Where a line contains the word "screenshot", copy that line.
(begin)
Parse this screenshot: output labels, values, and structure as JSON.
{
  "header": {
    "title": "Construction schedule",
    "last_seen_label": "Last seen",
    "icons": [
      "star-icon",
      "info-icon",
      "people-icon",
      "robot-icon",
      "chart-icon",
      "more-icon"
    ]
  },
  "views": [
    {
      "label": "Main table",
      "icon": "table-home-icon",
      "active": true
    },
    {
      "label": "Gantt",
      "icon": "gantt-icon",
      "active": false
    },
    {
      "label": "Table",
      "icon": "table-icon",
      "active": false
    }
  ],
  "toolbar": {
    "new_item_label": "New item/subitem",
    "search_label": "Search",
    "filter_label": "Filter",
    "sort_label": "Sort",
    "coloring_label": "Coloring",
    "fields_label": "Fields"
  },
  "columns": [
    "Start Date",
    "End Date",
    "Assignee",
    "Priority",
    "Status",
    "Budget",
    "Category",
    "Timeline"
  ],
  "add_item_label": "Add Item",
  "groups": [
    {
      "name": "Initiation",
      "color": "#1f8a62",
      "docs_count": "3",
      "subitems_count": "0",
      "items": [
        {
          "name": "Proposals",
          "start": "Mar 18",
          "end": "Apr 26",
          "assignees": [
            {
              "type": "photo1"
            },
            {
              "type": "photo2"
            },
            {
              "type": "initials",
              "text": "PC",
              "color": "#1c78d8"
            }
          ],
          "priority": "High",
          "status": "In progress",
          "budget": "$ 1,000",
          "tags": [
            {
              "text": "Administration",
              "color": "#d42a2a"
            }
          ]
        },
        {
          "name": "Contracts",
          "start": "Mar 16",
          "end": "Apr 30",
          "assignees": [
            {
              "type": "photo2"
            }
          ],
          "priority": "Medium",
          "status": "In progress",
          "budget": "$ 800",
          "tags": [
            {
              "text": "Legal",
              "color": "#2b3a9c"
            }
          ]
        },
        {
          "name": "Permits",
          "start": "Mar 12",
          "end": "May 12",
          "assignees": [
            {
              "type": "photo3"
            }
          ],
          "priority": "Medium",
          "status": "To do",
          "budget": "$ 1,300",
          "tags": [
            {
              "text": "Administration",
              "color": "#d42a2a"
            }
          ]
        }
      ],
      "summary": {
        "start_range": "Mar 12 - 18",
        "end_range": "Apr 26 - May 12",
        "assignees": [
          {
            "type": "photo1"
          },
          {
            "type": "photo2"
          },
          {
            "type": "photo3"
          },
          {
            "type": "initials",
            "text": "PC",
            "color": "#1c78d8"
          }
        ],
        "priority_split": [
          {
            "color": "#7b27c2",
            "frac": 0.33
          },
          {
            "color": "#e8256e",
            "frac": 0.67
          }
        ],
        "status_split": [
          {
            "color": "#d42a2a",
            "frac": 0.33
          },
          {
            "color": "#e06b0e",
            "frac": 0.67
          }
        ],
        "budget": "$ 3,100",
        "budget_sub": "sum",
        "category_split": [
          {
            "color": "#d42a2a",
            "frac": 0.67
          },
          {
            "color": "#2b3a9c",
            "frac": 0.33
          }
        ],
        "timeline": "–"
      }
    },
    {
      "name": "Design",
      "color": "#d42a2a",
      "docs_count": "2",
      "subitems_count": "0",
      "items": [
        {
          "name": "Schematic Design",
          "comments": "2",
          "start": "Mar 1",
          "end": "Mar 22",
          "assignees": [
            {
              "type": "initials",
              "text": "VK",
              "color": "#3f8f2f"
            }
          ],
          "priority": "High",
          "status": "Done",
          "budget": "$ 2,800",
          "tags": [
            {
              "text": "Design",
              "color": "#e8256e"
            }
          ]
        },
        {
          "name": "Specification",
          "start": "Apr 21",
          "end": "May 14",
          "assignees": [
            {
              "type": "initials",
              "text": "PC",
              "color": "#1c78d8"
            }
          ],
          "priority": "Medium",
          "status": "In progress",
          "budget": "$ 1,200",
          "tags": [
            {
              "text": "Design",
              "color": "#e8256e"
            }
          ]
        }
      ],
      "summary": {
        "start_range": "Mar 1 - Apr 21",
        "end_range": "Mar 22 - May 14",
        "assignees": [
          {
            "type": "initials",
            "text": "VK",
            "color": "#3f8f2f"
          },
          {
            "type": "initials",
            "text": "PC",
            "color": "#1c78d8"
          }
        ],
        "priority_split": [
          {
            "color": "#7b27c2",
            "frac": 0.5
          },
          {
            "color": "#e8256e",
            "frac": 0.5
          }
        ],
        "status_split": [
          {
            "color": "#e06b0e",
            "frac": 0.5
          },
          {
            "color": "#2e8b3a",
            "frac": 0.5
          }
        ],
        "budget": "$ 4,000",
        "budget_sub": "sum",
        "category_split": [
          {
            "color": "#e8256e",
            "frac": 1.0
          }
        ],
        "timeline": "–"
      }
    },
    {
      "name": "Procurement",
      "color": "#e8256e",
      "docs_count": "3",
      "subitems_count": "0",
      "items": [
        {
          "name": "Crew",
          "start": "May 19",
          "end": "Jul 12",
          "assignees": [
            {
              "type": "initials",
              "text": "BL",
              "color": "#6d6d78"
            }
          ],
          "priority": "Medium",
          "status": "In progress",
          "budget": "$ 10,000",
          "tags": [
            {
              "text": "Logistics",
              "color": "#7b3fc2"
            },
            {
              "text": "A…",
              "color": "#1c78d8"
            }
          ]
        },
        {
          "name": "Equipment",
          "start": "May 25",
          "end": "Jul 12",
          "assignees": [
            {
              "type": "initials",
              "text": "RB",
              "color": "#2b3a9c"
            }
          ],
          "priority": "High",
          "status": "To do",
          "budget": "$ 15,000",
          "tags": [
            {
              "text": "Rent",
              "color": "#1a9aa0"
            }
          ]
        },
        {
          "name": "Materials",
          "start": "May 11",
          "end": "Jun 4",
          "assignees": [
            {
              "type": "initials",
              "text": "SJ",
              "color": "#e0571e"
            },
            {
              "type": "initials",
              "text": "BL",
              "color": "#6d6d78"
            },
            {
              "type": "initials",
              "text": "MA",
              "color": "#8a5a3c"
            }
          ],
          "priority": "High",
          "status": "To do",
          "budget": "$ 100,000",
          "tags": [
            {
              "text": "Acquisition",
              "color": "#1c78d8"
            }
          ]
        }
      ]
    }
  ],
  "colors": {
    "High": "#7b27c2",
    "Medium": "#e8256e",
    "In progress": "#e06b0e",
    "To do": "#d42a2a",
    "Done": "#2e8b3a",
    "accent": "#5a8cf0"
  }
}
(end)
(begin)
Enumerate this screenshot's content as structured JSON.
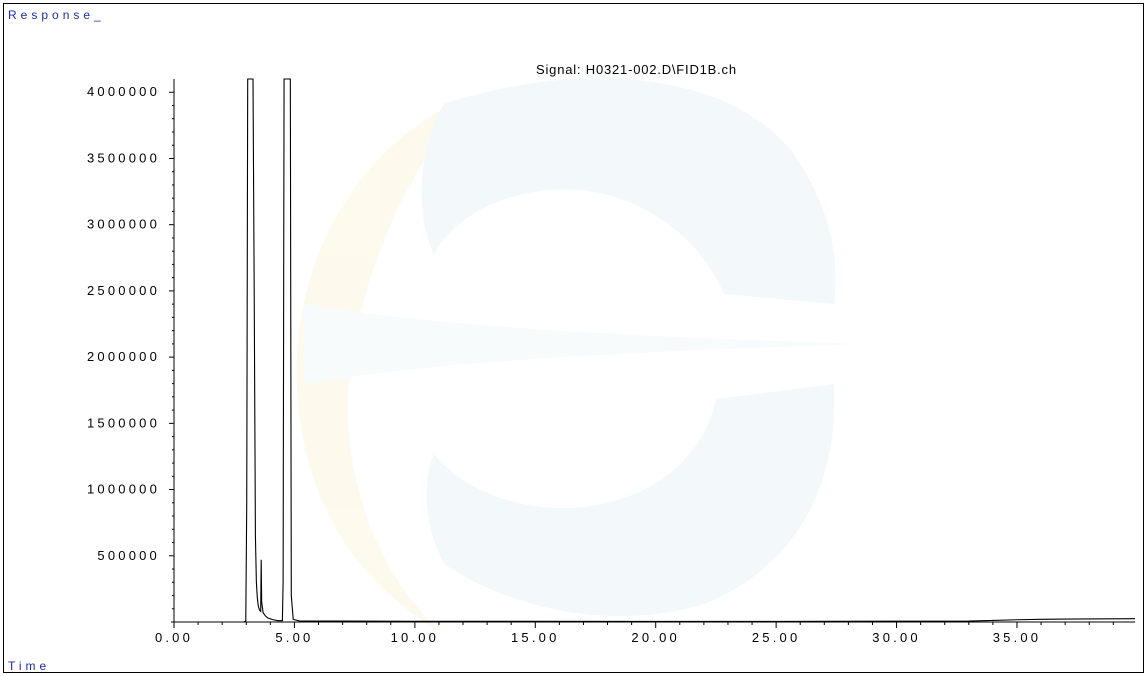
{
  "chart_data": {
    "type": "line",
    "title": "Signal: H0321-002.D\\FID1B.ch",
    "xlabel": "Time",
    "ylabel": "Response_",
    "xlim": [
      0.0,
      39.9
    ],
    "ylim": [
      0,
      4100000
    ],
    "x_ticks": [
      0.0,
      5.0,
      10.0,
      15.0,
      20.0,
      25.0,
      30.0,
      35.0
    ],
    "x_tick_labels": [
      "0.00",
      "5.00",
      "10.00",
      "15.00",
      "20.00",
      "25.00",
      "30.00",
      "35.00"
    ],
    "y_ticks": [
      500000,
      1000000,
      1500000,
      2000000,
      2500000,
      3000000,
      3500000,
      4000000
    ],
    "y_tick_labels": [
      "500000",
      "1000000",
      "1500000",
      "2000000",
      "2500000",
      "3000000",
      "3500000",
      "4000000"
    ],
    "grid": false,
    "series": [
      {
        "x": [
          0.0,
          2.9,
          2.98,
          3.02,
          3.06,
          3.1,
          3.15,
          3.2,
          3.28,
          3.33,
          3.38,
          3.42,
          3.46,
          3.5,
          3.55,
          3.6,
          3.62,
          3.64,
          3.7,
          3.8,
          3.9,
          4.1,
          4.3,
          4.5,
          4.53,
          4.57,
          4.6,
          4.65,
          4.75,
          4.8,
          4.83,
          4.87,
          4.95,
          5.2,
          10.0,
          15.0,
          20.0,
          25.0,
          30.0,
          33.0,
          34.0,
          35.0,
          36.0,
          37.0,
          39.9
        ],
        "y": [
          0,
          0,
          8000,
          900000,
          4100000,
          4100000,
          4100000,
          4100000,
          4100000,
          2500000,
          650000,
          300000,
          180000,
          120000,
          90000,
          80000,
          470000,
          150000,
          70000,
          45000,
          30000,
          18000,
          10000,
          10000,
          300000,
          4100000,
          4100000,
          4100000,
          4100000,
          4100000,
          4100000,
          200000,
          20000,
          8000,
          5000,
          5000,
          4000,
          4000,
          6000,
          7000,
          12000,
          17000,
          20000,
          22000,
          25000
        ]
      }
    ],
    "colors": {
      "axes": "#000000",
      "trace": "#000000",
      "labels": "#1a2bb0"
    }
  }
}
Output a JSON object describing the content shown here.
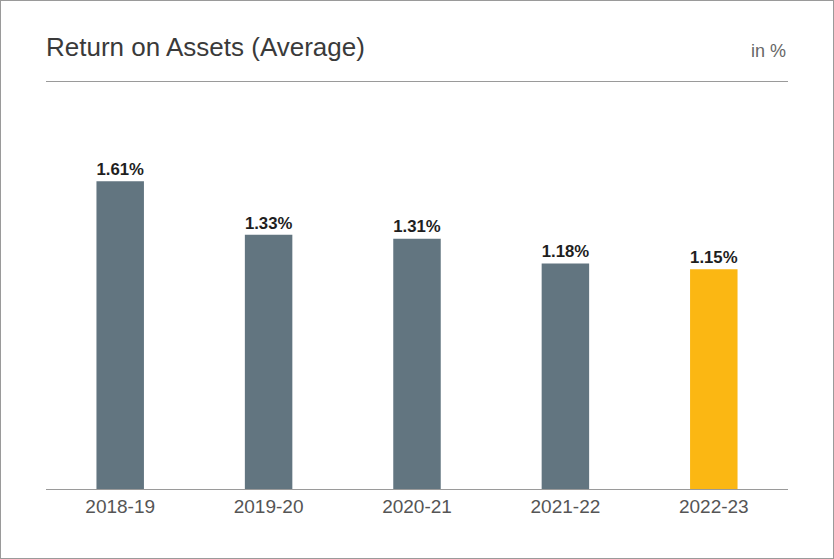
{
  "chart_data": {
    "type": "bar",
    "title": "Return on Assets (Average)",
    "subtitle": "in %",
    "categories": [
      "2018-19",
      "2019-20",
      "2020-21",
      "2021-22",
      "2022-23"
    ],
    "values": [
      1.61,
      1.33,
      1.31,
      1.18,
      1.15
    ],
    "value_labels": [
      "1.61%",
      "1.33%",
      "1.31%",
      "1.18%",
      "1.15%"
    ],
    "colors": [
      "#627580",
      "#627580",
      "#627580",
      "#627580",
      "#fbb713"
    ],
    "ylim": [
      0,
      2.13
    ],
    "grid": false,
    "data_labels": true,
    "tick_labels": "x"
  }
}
(end)
EXERCISE OUTPUT:
Parse this screenshot: output labels, values, and structure as JSON.
Enumerate this screenshot's content as structured JSON.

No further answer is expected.